• _Stated task_:
Each record is to be printed again precisely as it reads.

(Figure record extracts)
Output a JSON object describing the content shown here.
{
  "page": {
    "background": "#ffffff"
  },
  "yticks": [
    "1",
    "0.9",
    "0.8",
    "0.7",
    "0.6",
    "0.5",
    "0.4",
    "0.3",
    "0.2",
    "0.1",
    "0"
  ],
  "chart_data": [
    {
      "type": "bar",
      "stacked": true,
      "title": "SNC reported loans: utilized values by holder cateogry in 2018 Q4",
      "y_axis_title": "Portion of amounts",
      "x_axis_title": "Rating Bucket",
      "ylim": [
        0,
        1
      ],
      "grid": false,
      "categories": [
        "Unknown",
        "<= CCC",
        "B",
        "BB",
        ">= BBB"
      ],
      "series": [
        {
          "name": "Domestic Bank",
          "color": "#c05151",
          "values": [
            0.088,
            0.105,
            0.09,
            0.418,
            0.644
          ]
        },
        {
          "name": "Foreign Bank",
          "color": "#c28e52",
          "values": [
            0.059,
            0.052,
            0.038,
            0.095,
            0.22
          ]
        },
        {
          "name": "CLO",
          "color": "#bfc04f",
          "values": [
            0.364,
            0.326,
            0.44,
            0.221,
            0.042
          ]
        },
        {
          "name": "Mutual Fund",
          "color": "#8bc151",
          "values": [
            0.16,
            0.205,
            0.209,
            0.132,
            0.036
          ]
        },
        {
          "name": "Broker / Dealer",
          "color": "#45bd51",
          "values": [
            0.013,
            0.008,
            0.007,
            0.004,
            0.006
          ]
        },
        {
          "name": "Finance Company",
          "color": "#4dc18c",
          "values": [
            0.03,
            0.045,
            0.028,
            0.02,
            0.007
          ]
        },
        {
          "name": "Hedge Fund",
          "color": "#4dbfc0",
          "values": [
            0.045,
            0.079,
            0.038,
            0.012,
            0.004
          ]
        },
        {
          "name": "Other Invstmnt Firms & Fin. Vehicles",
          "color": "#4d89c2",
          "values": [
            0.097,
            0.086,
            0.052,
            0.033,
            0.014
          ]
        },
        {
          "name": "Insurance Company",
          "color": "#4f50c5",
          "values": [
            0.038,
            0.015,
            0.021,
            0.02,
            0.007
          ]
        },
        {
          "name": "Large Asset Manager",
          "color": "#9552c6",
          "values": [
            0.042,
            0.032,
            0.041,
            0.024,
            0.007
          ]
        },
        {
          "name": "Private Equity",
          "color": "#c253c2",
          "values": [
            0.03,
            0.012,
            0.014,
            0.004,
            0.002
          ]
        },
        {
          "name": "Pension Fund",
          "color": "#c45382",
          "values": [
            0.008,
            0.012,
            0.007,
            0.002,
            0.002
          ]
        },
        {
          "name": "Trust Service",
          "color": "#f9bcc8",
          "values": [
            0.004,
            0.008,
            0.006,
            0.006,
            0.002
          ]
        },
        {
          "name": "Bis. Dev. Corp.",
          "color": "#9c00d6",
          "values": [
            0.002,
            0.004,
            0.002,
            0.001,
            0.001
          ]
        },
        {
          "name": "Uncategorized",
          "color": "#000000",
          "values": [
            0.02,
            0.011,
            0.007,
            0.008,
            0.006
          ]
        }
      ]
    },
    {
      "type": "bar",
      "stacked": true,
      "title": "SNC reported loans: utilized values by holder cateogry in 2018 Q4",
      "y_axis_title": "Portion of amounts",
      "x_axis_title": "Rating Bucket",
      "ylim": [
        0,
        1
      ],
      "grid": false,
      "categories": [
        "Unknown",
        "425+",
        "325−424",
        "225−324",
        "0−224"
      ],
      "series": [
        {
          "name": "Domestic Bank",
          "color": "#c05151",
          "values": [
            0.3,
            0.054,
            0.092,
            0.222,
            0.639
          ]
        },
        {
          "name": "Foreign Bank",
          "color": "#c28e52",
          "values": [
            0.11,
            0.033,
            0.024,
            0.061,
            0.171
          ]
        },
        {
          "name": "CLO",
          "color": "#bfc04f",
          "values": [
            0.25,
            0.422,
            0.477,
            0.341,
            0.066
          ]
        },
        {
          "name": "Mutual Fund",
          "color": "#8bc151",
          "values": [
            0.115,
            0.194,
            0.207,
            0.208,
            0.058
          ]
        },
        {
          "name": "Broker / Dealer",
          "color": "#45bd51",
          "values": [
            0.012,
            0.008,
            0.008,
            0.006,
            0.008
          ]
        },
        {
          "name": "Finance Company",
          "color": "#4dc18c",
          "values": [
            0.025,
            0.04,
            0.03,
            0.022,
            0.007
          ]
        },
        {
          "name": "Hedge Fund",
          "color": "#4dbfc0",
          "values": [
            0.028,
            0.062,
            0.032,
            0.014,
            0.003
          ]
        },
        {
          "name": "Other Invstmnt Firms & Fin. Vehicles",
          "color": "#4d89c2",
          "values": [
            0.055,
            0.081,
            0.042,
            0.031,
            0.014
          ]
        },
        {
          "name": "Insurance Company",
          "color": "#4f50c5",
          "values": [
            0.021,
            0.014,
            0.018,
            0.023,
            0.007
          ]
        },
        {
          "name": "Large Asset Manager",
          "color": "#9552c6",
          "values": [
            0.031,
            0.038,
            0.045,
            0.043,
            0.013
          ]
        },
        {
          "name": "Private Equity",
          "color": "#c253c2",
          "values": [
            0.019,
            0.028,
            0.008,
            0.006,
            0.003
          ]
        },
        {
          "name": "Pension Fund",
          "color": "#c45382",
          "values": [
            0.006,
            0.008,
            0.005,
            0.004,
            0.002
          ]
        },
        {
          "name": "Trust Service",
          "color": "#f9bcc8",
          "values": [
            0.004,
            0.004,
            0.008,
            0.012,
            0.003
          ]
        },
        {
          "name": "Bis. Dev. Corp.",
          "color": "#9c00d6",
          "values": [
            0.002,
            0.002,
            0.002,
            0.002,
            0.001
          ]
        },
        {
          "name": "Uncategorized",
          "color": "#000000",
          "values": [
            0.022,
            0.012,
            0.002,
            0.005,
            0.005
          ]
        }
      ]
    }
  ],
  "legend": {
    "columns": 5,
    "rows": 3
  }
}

• _The output_:
Output a JSON object describing the content shown here.
{
  "page": {
    "background": "#ffffff"
  },
  "yticks": [
    "1",
    "0.9",
    "0.8",
    "0.7",
    "0.6",
    "0.5",
    "0.4",
    "0.3",
    "0.2",
    "0.1",
    "0"
  ],
  "chart_data": [
    {
      "type": "bar",
      "stacked": true,
      "title": "SNC reported loans: utilized values by holder cateogry in 2018 Q4",
      "y_axis_title": "Portion of amounts",
      "x_axis_title": "Rating Bucket",
      "ylim": [
        0,
        1
      ],
      "grid": false,
      "categories": [
        "Unknown",
        "<= CCC",
        "B",
        "BB",
        ">= BBB"
      ],
      "series": [
        {
          "name": "Domestic Bank",
          "color": "#c05151",
          "values": [
            0.088,
            0.105,
            0.09,
            0.418,
            0.644
          ]
        },
        {
          "name": "Foreign Bank",
          "color": "#c28e52",
          "values": [
            0.059,
            0.052,
            0.038,
            0.095,
            0.22
          ]
        },
        {
          "name": "CLO",
          "color": "#bfc04f",
          "values": [
            0.364,
            0.326,
            0.44,
            0.221,
            0.042
          ]
        },
        {
          "name": "Mutual Fund",
          "color": "#8bc151",
          "values": [
            0.16,
            0.205,
            0.209,
            0.132,
            0.036
          ]
        },
        {
          "name": "Broker / Dealer",
          "color": "#45bd51",
          "values": [
            0.013,
            0.008,
            0.007,
            0.004,
            0.006
          ]
        },
        {
          "name": "Finance Company",
          "color": "#4dc18c",
          "values": [
            0.03,
            0.045,
            0.028,
            0.02,
            0.007
          ]
        },
        {
          "name": "Hedge Fund",
          "color": "#4dbfc0",
          "values": [
            0.045,
            0.079,
            0.038,
            0.012,
            0.004
          ]
        },
        {
          "name": "Other Invstmnt Firms & Fin. Vehicles",
          "color": "#4d89c2",
          "values": [
            0.097,
            0.086,
            0.052,
            0.033,
            0.014
          ]
        },
        {
          "name": "Insurance Company",
          "color": "#4f50c5",
          "values": [
            0.038,
            0.015,
            0.021,
            0.02,
            0.007
          ]
        },
        {
          "name": "Large Asset Manager",
          "color": "#9552c6",
          "values": [
            0.042,
            0.032,
            0.041,
            0.024,
            0.007
          ]
        },
        {
          "name": "Private Equity",
          "color": "#c253c2",
          "values": [
            0.03,
            0.012,
            0.014,
            0.004,
            0.002
          ]
        },
        {
          "name": "Pension Fund",
          "color": "#c45382",
          "values": [
            0.008,
            0.012,
            0.007,
            0.002,
            0.002
          ]
        },
        {
          "name": "Trust Service",
          "color": "#f9bcc8",
          "values": [
            0.004,
            0.008,
            0.006,
            0.006,
            0.002
          ]
        },
        {
          "name": "Bis. Dev. Corp.",
          "color": "#9c00d6",
          "values": [
            0.002,
            0.004,
            0.002,
            0.001,
            0.001
          ]
        },
        {
          "name": "Uncategorized",
          "color": "#000000",
          "values": [
            0.02,
            0.011,
            0.007,
            0.008,
            0.006
          ]
        }
      ]
    },
    {
      "type": "bar",
      "stacked": true,
      "title": "SNC reported loans: utilized values by holder cateogry in 2018 Q4",
      "y_axis_title": "Portion of amounts",
      "x_axis_title": "Rating Bucket",
      "ylim": [
        0,
        1
      ],
      "grid": false,
      "categories": [
        "Unknown",
        "425+",
        "325−424",
        "225−324",
        "0−224"
      ],
      "series": [
        {
          "name": "Domestic Bank",
          "color": "#c05151",
          "values": [
            0.3,
            0.054,
            0.092,
            0.222,
            0.639
          ]
        },
        {
          "name": "Foreign Bank",
          "color": "#c28e52",
          "values": [
            0.11,
            0.033,
            0.024,
            0.061,
            0.171
          ]
        },
        {
          "name": "CLO",
          "color": "#bfc04f",
          "values": [
            0.25,
            0.422,
            0.477,
            0.341,
            0.066
          ]
        },
        {
          "name": "Mutual Fund",
          "color": "#8bc151",
          "values": [
            0.115,
            0.194,
            0.207,
            0.208,
            0.058
          ]
        },
        {
          "name": "Broker / Dealer",
          "color": "#45bd51",
          "values": [
            0.012,
            0.008,
            0.008,
            0.006,
            0.008
          ]
        },
        {
          "name": "Finance Company",
          "color": "#4dc18c",
          "values": [
            0.025,
            0.04,
            0.03,
            0.022,
            0.007
          ]
        },
        {
          "name": "Hedge Fund",
          "color": "#4dbfc0",
          "values": [
            0.028,
            0.062,
            0.032,
            0.014,
            0.003
          ]
        },
        {
          "name": "Other Invstmnt Firms & Fin. Vehicles",
          "color": "#4d89c2",
          "values": [
            0.055,
            0.081,
            0.042,
            0.031,
            0.014
          ]
        },
        {
          "name": "Insurance Company",
          "color": "#4f50c5",
          "values": [
            0.021,
            0.014,
            0.018,
            0.023,
            0.007
          ]
        },
        {
          "name": "Large Asset Manager",
          "color": "#9552c6",
          "values": [
            0.031,
            0.038,
            0.045,
            0.043,
            0.013
          ]
        },
        {
          "name": "Private Equity",
          "color": "#c253c2",
          "values": [
            0.019,
            0.028,
            0.008,
            0.006,
            0.003
          ]
        },
        {
          "name": "Pension Fund",
          "color": "#c45382",
          "values": [
            0.006,
            0.008,
            0.005,
            0.004,
            0.002
          ]
        },
        {
          "name": "Trust Service",
          "color": "#f9bcc8",
          "values": [
            0.004,
            0.004,
            0.008,
            0.012,
            0.003
          ]
        },
        {
          "name": "Bis. Dev. Corp.",
          "color": "#9c00d6",
          "values": [
            0.002,
            0.002,
            0.002,
            0.002,
            0.001
          ]
        },
        {
          "name": "Uncategorized",
          "color": "#000000",
          "values": [
            0.022,
            0.012,
            0.002,
            0.005,
            0.005
          ]
        }
      ]
    }
  ],
  "legend": {
    "columns": 5,
    "rows": 3
  }
}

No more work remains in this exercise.